How many lines in the entries below include the string "Иванович"? Answer with the number only.

**** Extracted entries ****

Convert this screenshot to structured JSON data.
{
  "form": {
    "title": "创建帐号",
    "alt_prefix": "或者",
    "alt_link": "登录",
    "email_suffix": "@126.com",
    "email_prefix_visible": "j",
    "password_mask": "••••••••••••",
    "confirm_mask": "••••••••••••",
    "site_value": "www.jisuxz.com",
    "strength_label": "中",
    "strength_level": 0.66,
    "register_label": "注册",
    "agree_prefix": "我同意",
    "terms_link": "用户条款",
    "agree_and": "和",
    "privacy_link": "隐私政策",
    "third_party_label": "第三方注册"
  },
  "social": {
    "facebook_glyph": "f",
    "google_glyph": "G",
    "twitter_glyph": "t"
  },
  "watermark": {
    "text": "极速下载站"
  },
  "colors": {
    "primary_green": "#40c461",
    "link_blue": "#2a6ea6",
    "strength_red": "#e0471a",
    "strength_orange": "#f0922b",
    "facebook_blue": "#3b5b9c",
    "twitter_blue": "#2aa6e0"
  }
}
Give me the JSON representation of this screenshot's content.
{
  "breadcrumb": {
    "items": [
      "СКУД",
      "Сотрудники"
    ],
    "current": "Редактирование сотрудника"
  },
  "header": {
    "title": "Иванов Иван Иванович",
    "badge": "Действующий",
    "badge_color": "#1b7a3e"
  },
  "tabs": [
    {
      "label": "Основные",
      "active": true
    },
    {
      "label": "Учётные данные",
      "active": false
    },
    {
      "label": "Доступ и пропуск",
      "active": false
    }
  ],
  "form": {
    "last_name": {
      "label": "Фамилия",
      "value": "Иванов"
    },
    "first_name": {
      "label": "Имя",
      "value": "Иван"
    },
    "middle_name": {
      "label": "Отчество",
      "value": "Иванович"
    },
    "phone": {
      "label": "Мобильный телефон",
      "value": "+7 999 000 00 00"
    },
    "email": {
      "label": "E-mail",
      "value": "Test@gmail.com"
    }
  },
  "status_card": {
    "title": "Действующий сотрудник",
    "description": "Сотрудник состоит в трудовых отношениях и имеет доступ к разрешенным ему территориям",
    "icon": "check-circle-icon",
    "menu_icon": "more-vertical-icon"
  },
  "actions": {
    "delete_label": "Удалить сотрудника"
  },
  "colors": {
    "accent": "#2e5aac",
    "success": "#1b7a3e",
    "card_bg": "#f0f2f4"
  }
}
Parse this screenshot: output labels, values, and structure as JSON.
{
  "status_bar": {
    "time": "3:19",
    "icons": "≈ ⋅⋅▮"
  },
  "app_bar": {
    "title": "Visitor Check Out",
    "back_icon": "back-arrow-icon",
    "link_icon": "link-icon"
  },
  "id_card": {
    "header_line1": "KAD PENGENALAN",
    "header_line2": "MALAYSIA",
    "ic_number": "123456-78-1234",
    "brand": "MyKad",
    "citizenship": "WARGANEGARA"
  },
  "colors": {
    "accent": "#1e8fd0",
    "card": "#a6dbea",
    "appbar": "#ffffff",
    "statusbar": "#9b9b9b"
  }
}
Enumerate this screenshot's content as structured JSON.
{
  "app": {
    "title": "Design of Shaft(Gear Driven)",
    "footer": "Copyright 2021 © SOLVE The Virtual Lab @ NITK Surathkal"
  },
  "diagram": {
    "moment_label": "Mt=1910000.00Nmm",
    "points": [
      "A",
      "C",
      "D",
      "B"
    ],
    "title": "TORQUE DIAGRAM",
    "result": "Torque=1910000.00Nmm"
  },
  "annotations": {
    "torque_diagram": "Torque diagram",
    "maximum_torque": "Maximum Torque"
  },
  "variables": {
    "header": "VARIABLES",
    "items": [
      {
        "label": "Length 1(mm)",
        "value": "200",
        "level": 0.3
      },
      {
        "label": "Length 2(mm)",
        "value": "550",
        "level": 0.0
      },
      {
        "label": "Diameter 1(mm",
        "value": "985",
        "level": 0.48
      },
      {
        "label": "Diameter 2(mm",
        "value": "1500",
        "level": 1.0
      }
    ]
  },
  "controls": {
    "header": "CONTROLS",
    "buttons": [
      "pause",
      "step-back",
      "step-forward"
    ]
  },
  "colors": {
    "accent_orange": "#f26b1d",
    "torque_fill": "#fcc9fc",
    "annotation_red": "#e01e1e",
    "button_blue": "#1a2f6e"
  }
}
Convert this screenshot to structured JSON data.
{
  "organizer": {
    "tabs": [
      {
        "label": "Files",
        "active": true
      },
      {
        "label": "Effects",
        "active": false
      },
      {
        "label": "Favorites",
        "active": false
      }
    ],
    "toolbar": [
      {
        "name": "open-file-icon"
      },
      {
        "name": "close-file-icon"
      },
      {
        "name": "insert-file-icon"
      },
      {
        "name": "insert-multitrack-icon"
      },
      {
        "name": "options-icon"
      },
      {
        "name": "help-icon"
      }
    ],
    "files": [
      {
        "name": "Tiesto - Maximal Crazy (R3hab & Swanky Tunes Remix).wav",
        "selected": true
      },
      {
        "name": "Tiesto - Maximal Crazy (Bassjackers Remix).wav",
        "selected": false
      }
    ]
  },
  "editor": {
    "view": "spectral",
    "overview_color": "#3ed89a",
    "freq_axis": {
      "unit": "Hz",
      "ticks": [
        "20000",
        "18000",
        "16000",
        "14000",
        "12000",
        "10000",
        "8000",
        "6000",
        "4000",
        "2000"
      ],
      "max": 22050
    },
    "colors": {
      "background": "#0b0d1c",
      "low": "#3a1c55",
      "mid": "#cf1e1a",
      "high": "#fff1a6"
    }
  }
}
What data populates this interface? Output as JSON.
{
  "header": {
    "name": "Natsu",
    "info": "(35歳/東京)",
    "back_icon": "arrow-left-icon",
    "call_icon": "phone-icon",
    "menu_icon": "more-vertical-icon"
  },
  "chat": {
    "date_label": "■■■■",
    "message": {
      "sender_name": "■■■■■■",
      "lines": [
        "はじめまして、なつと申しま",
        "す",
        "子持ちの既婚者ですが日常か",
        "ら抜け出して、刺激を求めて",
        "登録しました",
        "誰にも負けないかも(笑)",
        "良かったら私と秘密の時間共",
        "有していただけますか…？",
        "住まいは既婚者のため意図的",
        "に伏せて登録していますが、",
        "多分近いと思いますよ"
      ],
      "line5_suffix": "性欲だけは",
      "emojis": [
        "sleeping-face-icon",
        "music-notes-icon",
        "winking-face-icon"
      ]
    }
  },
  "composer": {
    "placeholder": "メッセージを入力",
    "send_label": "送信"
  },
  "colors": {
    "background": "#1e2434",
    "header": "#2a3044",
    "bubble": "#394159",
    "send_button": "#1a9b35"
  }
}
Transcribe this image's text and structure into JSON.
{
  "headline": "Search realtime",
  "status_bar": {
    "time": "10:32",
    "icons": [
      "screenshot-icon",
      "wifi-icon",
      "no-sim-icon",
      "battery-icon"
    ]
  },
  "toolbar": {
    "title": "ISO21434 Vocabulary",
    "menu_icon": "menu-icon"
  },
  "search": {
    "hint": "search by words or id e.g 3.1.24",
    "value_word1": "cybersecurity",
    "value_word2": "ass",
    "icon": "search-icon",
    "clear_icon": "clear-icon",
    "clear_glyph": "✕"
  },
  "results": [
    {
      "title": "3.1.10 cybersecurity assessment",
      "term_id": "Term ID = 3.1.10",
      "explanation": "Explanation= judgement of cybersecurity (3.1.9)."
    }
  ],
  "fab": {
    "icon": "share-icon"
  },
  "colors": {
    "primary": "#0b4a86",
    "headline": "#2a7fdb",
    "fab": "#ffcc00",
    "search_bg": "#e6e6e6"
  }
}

****

● **Solution below**: 2